→ **EXERCISE INSTRUCTIONS**
Return every entry exactly as written.

════

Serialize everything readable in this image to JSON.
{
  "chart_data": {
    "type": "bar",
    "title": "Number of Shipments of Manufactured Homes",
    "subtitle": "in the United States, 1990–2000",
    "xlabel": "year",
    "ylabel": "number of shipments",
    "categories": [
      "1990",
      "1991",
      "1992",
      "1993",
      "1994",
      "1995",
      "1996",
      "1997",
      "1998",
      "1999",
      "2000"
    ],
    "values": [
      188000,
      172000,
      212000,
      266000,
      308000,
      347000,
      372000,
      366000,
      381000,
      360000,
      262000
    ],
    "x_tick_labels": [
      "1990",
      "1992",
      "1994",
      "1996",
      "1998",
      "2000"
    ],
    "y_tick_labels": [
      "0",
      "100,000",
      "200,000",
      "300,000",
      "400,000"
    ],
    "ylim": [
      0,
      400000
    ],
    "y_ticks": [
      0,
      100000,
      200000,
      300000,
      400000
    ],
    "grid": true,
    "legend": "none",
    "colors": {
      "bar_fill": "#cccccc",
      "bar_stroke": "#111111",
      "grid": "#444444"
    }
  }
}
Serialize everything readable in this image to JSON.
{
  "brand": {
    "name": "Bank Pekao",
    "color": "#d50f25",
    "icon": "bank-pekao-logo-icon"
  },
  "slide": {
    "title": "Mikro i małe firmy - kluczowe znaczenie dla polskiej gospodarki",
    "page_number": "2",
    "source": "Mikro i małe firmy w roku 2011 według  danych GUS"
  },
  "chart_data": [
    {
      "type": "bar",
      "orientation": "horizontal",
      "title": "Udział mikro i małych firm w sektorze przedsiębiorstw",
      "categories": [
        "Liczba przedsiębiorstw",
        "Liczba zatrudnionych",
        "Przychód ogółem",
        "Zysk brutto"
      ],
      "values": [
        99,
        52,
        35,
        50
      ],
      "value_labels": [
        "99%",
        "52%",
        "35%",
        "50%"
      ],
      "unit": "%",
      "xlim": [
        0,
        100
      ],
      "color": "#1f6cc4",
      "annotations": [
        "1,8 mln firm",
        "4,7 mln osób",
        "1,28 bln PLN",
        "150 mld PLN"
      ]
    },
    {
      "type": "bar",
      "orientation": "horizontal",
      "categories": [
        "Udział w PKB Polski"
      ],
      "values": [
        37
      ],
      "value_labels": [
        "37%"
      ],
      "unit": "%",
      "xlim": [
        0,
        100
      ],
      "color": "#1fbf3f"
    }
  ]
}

════

→ **SOLUTION TO THE EXERCISE**
Serialize everything readable in this image to JSON.
{
  "chart_data": {
    "type": "bar",
    "title": "Number of Shipments of Manufactured Homes",
    "subtitle": "in the United States, 1990–2000",
    "xlabel": "year",
    "ylabel": "number of shipments",
    "categories": [
      "1990",
      "1991",
      "1992",
      "1993",
      "1994",
      "1995",
      "1996",
      "1997",
      "1998",
      "1999",
      "2000"
    ],
    "values": [
      188000,
      172000,
      212000,
      266000,
      308000,
      347000,
      372000,
      366000,
      381000,
      360000,
      262000
    ],
    "x_tick_labels": [
      "1990",
      "1992",
      "1994",
      "1996",
      "1998",
      "2000"
    ],
    "y_tick_labels": [
      "0",
      "100,000",
      "200,000",
      "300,000",
      "400,000"
    ],
    "ylim": [
      0,
      400000
    ],
    "y_ticks": [
      0,
      100000,
      200000,
      300000,
      400000
    ],
    "grid": true,
    "legend": "none",
    "colors": {
      "bar_fill": "#cccccc",
      "bar_stroke": "#111111",
      "grid": "#444444"
    }
  }
}
Serialize everything readable in this image to JSON.
{
  "brand": {
    "name": "Bank Pekao",
    "color": "#d50f25",
    "icon": "bank-pekao-logo-icon"
  },
  "slide": {
    "title": "Mikro i małe firmy - kluczowe znaczenie dla polskiej gospodarki",
    "page_number": "2",
    "source": "Mikro i małe firmy w roku 2011 według  danych GUS"
  },
  "chart_data": [
    {
      "type": "bar",
      "orientation": "horizontal",
      "title": "Udział mikro i małych firm w sektorze przedsiębiorstw",
      "categories": [
        "Liczba przedsiębiorstw",
        "Liczba zatrudnionych",
        "Przychód ogółem",
        "Zysk brutto"
      ],
      "values": [
        99,
        52,
        35,
        50
      ],
      "value_labels": [
        "99%",
        "52%",
        "35%",
        "50%"
      ],
      "unit": "%",
      "xlim": [
        0,
        100
      ],
      "color": "#1f6cc4",
      "annotations": [
        "1,8 mln firm",
        "4,7 mln osób",
        "1,28 bln PLN",
        "150 mld PLN"
      ]
    },
    {
      "type": "bar",
      "orientation": "horizontal",
      "categories": [
        "Udział w PKB Polski"
      ],
      "values": [
        37
      ],
      "value_labels": [
        "37%"
      ],
      "unit": "%",
      "xlim": [
        0,
        100
      ],
      "color": "#1fbf3f"
    }
  ]
}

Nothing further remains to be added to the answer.